| WHAT IS REQUIRED |
The data below is to be transcribed word for word; pictures are to be excluded.

===== RECORDS SHOWN =====

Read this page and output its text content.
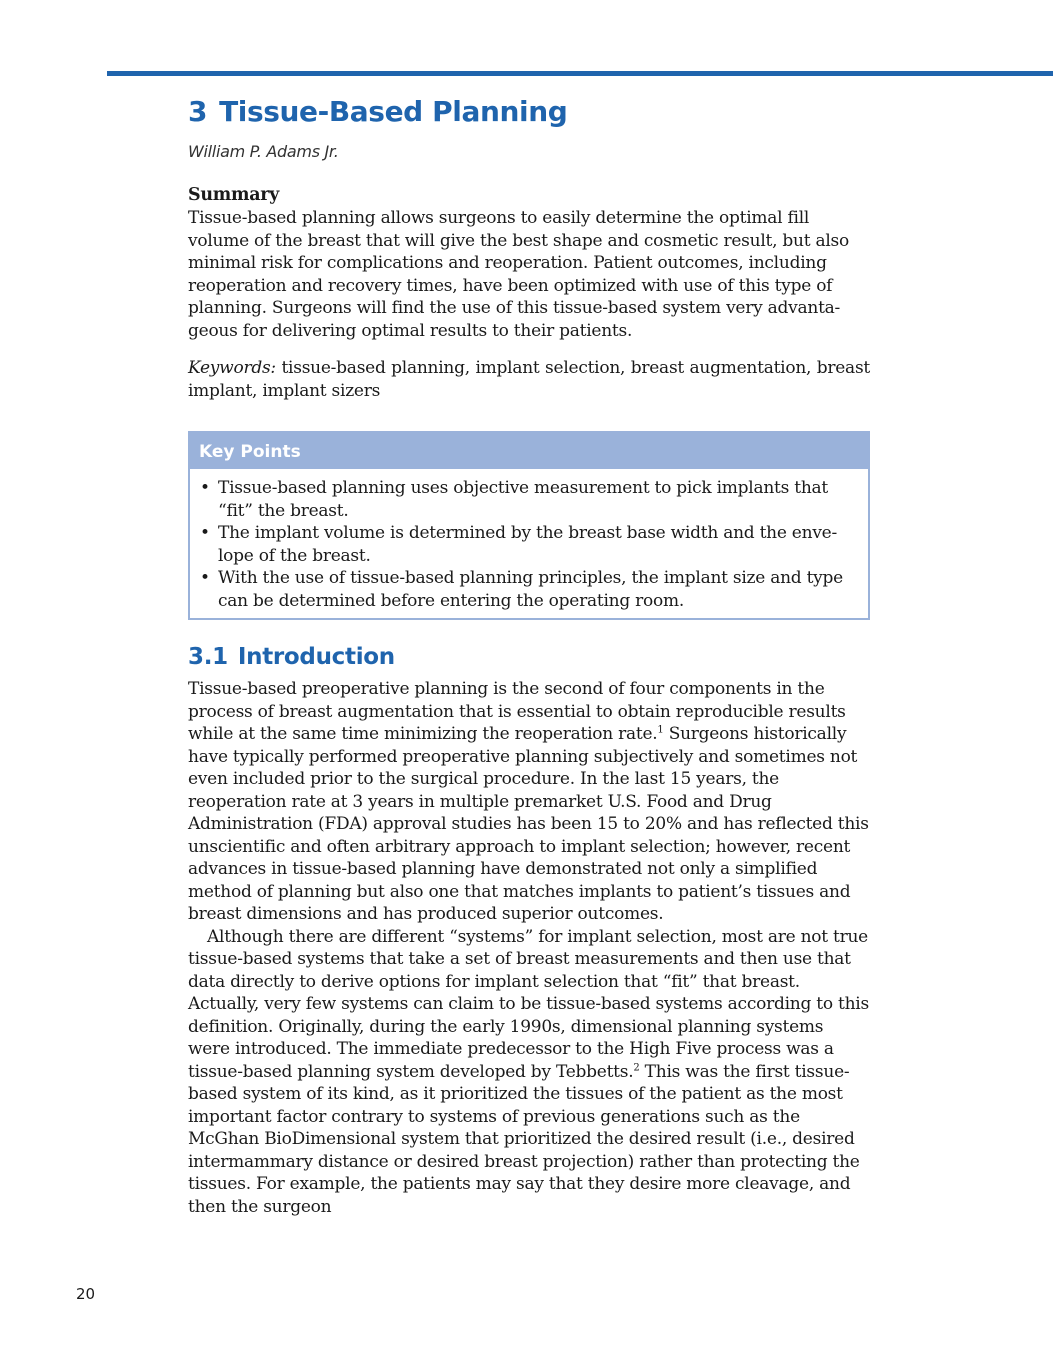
3 Tissue-Based Planning
William P. Adams Jr.
Summary

Tissue-based planning allows surgeons to easily determine the optimal fill volume of the breast that will give the best shape and cosmetic result, but also minimal risk for complications and reoperation. Patient outcomes, including reoperation and recovery times, have been optimized with use of this type of planning. Surgeons will find the use of this tissue-based system very advantageous for delivering optimal results to their patients.

Keywords: tissue-based planning, implant selection, breast augmentation, breast implant, implant sizers
Key Points
• Tissue-based planning uses objective measurement to pick implants that “fit” the breast.
• The implant volume is determined by the breast base width and the envelope of the breast.
• With the use of tissue-based planning principles, the implant size and type can be determined before entering the operating room.
3.1 Introduction

Tissue-based preoperative planning is the second of four components in the process of breast augmentation that is essential to obtain reproducible results while at the same time minimizing the reoperation rate.$^1$ Surgeons historically have typically performed preoperative planning subjectively and sometimes not even included prior to the surgical procedure. In the last 15 years, the reoperation rate at 3 years in multiple premarket U.S. Food and Drug Administration (FDA) approval studies has been 15 to 20% and has reflected this unscientific and often arbitrary approach to implant selection; however, recent advances in tissue-based planning have demonstrated not only a simplified method of planning but also one that matches implants to patient’s tissues and breast dimensions and has produced superior outcomes.

Although there are different “systems” for implant selection, most are not true tissue-based systems that take a set of breast measurements and then use that data directly to derive options for implant selection that “fit” that breast. Actually, very few systems can claim to be tissue-based systems according to this definition. Originally, during the early 1990s, dimensional planning systems were introduced. The immediate predecessor to the High Five process was a tissue-based planning system developed by Tebbetts.$^2$ This was the first tissue-based system of its kind, as it prioritized the tissues of the patient as the most important factor contrary to systems of previous generations such as the McGhan BioDimensional system that prioritized the desired result (i.e., desired intermammary distance or desired breast projection) rather than protecting the tissues. For example, the patients may say that they desire more cleavage, and then the surgeon

20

=====

| SOLUTION TO THIS EXERCISE |
Read this page and output its text content.
3 Tissue-Based Planning
William P. Adams Jr.
Summary

Tissue-based planning allows surgeons to easily determine the optimal fill volume of the breast that will give the best shape and cosmetic result, but also minimal risk for complications and reoperation. Patient outcomes, including reoperation and recovery times, have been optimized with use of this type of planning. Surgeons will find the use of this tissue-based system very advantageous for delivering optimal results to their patients.

Keywords: tissue-based planning, implant selection, breast augmentation, breast implant, implant sizers
Key Points
• Tissue-based planning uses objective measurement to pick implants that “fit” the breast.
• The implant volume is determined by the breast base width and the envelope of the breast.
• With the use of tissue-based planning principles, the implant size and type can be determined before entering the operating room.
3.1 Introduction

Tissue-based preoperative planning is the second of four components in the process of breast augmentation that is essential to obtain reproducible results while at the same time minimizing the reoperation rate.$^1$ Surgeons historically have typically performed preoperative planning subjectively and sometimes not even included prior to the surgical procedure. In the last 15 years, the reoperation rate at 3 years in multiple premarket U.S. Food and Drug Administration (FDA) approval studies has been 15 to 20% and has reflected this unscientific and often arbitrary approach to implant selection; however, recent advances in tissue-based planning have demonstrated not only a simplified method of planning but also one that matches implants to patient’s tissues and breast dimensions and has produced superior outcomes.

Although there are different “systems” for implant selection, most are not true tissue-based systems that take a set of breast measurements and then use that data directly to derive options for implant selection that “fit” that breast. Actually, very few systems can claim to be tissue-based systems according to this definition. Originally, during the early 1990s, dimensional planning systems were introduced. The immediate predecessor to the High Five process was a tissue-based planning system developed by Tebbetts.$^2$ This was the first tissue-based system of its kind, as it prioritized the tissues of the patient as the most important factor contrary to systems of previous generations such as the McGhan BioDimensional system that prioritized the desired result (i.e., desired intermammary distance or desired breast projection) rather than protecting the tissues. For example, the patients may say that they desire more cleavage, and then the surgeon

20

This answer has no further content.